AIM: Restate the full set of records exactly, word for word.

Stored items:
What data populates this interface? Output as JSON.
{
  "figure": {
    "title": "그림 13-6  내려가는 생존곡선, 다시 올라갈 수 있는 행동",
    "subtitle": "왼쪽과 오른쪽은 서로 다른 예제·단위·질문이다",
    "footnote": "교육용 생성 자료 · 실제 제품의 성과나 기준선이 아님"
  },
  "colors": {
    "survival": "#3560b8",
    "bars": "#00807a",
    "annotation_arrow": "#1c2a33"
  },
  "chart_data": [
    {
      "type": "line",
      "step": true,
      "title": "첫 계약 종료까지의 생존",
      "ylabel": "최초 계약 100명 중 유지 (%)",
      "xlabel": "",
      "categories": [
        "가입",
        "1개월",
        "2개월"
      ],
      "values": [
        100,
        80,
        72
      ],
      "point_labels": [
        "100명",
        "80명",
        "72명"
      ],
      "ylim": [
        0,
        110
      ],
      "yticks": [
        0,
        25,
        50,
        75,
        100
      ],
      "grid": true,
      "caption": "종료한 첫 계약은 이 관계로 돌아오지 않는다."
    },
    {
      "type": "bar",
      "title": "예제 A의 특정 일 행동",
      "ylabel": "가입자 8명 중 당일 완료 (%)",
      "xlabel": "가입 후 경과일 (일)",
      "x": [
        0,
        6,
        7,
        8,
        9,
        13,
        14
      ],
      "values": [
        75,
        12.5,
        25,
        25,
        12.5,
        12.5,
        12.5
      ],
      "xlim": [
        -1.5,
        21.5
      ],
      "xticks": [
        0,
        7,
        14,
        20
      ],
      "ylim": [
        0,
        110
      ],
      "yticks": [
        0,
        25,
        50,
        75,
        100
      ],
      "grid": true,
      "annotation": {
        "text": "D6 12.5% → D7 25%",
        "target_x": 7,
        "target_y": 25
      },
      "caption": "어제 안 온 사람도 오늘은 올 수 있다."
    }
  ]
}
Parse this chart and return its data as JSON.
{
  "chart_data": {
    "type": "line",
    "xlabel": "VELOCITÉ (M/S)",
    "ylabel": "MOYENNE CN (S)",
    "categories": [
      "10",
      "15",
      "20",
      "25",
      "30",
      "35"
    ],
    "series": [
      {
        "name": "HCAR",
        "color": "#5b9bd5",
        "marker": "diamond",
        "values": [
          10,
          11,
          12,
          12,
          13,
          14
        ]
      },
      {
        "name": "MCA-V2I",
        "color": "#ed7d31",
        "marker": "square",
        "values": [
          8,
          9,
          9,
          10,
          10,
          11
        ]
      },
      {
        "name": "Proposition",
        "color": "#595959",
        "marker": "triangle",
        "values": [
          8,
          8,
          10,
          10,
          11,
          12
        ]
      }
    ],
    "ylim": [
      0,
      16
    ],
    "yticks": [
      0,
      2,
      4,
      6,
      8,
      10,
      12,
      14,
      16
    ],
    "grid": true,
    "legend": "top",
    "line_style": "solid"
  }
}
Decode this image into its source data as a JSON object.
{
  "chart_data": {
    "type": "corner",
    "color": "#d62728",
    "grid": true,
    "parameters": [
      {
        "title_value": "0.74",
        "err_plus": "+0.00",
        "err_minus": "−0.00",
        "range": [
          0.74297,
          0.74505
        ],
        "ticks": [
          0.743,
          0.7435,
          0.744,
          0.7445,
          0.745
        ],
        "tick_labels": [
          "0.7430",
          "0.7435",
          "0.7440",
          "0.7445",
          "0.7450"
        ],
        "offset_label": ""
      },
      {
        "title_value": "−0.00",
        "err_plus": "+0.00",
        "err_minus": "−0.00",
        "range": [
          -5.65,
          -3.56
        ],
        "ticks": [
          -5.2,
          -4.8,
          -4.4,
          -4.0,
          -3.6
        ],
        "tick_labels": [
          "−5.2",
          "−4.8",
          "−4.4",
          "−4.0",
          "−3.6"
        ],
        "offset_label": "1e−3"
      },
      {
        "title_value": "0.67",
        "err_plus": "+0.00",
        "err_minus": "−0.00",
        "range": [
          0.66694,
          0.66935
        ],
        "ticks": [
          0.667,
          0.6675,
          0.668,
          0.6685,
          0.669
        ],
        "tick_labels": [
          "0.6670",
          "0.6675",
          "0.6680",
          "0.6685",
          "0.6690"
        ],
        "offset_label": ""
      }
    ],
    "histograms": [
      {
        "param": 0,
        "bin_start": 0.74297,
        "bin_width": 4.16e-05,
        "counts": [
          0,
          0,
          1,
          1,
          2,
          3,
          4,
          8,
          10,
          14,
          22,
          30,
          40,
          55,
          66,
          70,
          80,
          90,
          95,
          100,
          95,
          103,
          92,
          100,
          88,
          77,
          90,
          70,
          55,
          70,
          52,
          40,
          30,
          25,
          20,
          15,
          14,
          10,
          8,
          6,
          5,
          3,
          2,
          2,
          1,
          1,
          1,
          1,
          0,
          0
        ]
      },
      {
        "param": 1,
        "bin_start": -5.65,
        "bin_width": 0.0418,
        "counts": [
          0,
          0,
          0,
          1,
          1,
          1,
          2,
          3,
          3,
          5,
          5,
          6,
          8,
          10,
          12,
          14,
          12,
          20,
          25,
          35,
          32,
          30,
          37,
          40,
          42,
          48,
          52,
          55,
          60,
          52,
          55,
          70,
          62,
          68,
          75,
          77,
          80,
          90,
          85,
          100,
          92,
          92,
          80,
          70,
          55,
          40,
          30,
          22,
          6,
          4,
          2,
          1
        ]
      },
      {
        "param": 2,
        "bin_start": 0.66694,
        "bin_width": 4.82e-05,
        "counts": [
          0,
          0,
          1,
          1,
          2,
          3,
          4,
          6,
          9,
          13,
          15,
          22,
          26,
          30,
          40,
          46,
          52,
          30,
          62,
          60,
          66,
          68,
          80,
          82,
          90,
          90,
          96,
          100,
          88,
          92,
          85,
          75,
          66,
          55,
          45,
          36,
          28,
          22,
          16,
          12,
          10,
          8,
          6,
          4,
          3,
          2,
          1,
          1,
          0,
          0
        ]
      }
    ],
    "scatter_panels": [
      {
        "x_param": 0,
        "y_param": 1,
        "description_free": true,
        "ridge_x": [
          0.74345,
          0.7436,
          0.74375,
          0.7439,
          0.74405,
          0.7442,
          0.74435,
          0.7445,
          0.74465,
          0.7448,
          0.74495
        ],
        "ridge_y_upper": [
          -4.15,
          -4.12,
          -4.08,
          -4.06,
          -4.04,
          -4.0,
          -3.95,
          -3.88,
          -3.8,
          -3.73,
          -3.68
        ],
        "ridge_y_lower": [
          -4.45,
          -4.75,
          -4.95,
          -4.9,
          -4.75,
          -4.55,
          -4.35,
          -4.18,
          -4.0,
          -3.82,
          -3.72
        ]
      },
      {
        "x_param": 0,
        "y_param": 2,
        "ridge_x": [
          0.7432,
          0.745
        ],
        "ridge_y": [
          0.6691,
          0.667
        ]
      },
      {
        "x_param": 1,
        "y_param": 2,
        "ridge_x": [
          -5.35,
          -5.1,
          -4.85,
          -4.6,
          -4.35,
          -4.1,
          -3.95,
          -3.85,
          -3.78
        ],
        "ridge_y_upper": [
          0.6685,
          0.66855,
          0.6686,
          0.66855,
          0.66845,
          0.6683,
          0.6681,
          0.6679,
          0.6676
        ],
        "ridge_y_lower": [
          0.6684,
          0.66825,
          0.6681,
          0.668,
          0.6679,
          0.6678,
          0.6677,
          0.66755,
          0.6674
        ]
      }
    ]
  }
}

ANSWER IN FULL:
What data populates this interface? Output as JSON.
{
  "figure": {
    "title": "그림 13-6  내려가는 생존곡선, 다시 올라갈 수 있는 행동",
    "subtitle": "왼쪽과 오른쪽은 서로 다른 예제·단위·질문이다",
    "footnote": "교육용 생성 자료 · 실제 제품의 성과나 기준선이 아님"
  },
  "colors": {
    "survival": "#3560b8",
    "bars": "#00807a",
    "annotation_arrow": "#1c2a33"
  },
  "chart_data": [
    {
      "type": "line",
      "step": true,
      "title": "첫 계약 종료까지의 생존",
      "ylabel": "최초 계약 100명 중 유지 (%)",
      "xlabel": "",
      "categories": [
        "가입",
        "1개월",
        "2개월"
      ],
      "values": [
        100,
        80,
        72
      ],
      "point_labels": [
        "100명",
        "80명",
        "72명"
      ],
      "ylim": [
        0,
        110
      ],
      "yticks": [
        0,
        25,
        50,
        75,
        100
      ],
      "grid": true,
      "caption": "종료한 첫 계약은 이 관계로 돌아오지 않는다."
    },
    {
      "type": "bar",
      "title": "예제 A의 특정 일 행동",
      "ylabel": "가입자 8명 중 당일 완료 (%)",
      "xlabel": "가입 후 경과일 (일)",
      "x": [
        0,
        6,
        7,
        8,
        9,
        13,
        14
      ],
      "values": [
        75,
        12.5,
        25,
        25,
        12.5,
        12.5,
        12.5
      ],
      "xlim": [
        -1.5,
        21.5
      ],
      "xticks": [
        0,
        7,
        14,
        20
      ],
      "ylim": [
        0,
        110
      ],
      "yticks": [
        0,
        25,
        50,
        75,
        100
      ],
      "grid": true,
      "annotation": {
        "text": "D6 12.5% → D7 25%",
        "target_x": 7,
        "target_y": 25
      },
      "caption": "어제 안 온 사람도 오늘은 올 수 있다."
    }
  ]
}
Parse this chart and return its data as JSON.
{
  "chart_data": {
    "type": "line",
    "xlabel": "VELOCITÉ (M/S)",
    "ylabel": "MOYENNE CN (S)",
    "categories": [
      "10",
      "15",
      "20",
      "25",
      "30",
      "35"
    ],
    "series": [
      {
        "name": "HCAR",
        "color": "#5b9bd5",
        "marker": "diamond",
        "values": [
          10,
          11,
          12,
          12,
          13,
          14
        ]
      },
      {
        "name": "MCA-V2I",
        "color": "#ed7d31",
        "marker": "square",
        "values": [
          8,
          9,
          9,
          10,
          10,
          11
        ]
      },
      {
        "name": "Proposition",
        "color": "#595959",
        "marker": "triangle",
        "values": [
          8,
          8,
          10,
          10,
          11,
          12
        ]
      }
    ],
    "ylim": [
      0,
      16
    ],
    "yticks": [
      0,
      2,
      4,
      6,
      8,
      10,
      12,
      14,
      16
    ],
    "grid": true,
    "legend": "top",
    "line_style": "solid"
  }
}
Decode this image into its source data as a JSON object.
{
  "chart_data": {
    "type": "corner",
    "color": "#d62728",
    "grid": true,
    "parameters": [
      {
        "title_value": "0.74",
        "err_plus": "+0.00",
        "err_minus": "−0.00",
        "range": [
          0.74297,
          0.74505
        ],
        "ticks": [
          0.743,
          0.7435,
          0.744,
          0.7445,
          0.745
        ],
        "tick_labels": [
          "0.7430",
          "0.7435",
          "0.7440",
          "0.7445",
          "0.7450"
        ],
        "offset_label": ""
      },
      {
        "title_value": "−0.00",
        "err_plus": "+0.00",
        "err_minus": "−0.00",
        "range": [
          -5.65,
          -3.56
        ],
        "ticks": [
          -5.2,
          -4.8,
          -4.4,
          -4.0,
          -3.6
        ],
        "tick_labels": [
          "−5.2",
          "−4.8",
          "−4.4",
          "−4.0",
          "−3.6"
        ],
        "offset_label": "1e−3"
      },
      {
        "title_value": "0.67",
        "err_plus": "+0.00",
        "err_minus": "−0.00",
        "range": [
          0.66694,
          0.66935
        ],
        "ticks": [
          0.667,
          0.6675,
          0.668,
          0.6685,
          0.669
        ],
        "tick_labels": [
          "0.6670",
          "0.6675",
          "0.6680",
          "0.6685",
          "0.6690"
        ],
        "offset_label": ""
      }
    ],
    "histograms": [
      {
        "param": 0,
        "bin_start": 0.74297,
        "bin_width": 4.16e-05,
        "counts": [
          0,
          0,
          1,
          1,
          2,
          3,
          4,
          8,
          10,
          14,
          22,
          30,
          40,
          55,
          66,
          70,
          80,
          90,
          95,
          100,
          95,
          103,
          92,
          100,
          88,
          77,
          90,
          70,
          55,
          70,
          52,
          40,
          30,
          25,
          20,
          15,
          14,
          10,
          8,
          6,
          5,
          3,
          2,
          2,
          1,
          1,
          1,
          1,
          0,
          0
        ]
      },
      {
        "param": 1,
        "bin_start": -5.65,
        "bin_width": 0.0418,
        "counts": [
          0,
          0,
          0,
          1,
          1,
          1,
          2,
          3,
          3,
          5,
          5,
          6,
          8,
          10,
          12,
          14,
          12,
          20,
          25,
          35,
          32,
          30,
          37,
          40,
          42,
          48,
          52,
          55,
          60,
          52,
          55,
          70,
          62,
          68,
          75,
          77,
          80,
          90,
          85,
          100,
          92,
          92,
          80,
          70,
          55,
          40,
          30,
          22,
          6,
          4,
          2,
          1
        ]
      },
      {
        "param": 2,
        "bin_start": 0.66694,
        "bin_width": 4.82e-05,
        "counts": [
          0,
          0,
          1,
          1,
          2,
          3,
          4,
          6,
          9,
          13,
          15,
          22,
          26,
          30,
          40,
          46,
          52,
          30,
          62,
          60,
          66,
          68,
          80,
          82,
          90,
          90,
          96,
          100,
          88,
          92,
          85,
          75,
          66,
          55,
          45,
          36,
          28,
          22,
          16,
          12,
          10,
          8,
          6,
          4,
          3,
          2,
          1,
          1,
          0,
          0
        ]
      }
    ],
    "scatter_panels": [
      {
        "x_param": 0,
        "y_param": 1,
        "description_free": true,
        "ridge_x": [
          0.74345,
          0.7436,
          0.74375,
          0.7439,
          0.74405,
          0.7442,
          0.74435,
          0.7445,
          0.74465,
          0.7448,
          0.74495
        ],
        "ridge_y_upper": [
          -4.15,
          -4.12,
          -4.08,
          -4.06,
          -4.04,
          -4.0,
          -3.95,
          -3.88,
          -3.8,
          -3.73,
          -3.68
        ],
        "ridge_y_lower": [
          -4.45,
          -4.75,
          -4.95,
          -4.9,
          -4.75,
          -4.55,
          -4.35,
          -4.18,
          -4.0,
          -3.82,
          -3.72
        ]
      },
      {
        "x_param": 0,
        "y_param": 2,
        "ridge_x": [
          0.7432,
          0.745
        ],
        "ridge_y": [
          0.6691,
          0.667
        ]
      },
      {
        "x_param": 1,
        "y_param": 2,
        "ridge_x": [
          -5.35,
          -5.1,
          -4.85,
          -4.6,
          -4.35,
          -4.1,
          -3.95,
          -3.85,
          -3.78
        ],
        "ridge_y_upper": [
          0.6685,
          0.66855,
          0.6686,
          0.66855,
          0.66845,
          0.6683,
          0.6681,
          0.6679,
          0.6676
        ],
        "ridge_y_lower": [
          0.6684,
          0.66825,
          0.6681,
          0.668,
          0.6679,
          0.6678,
          0.6677,
          0.66755,
          0.6674
        ]
      }
    ]
  }
}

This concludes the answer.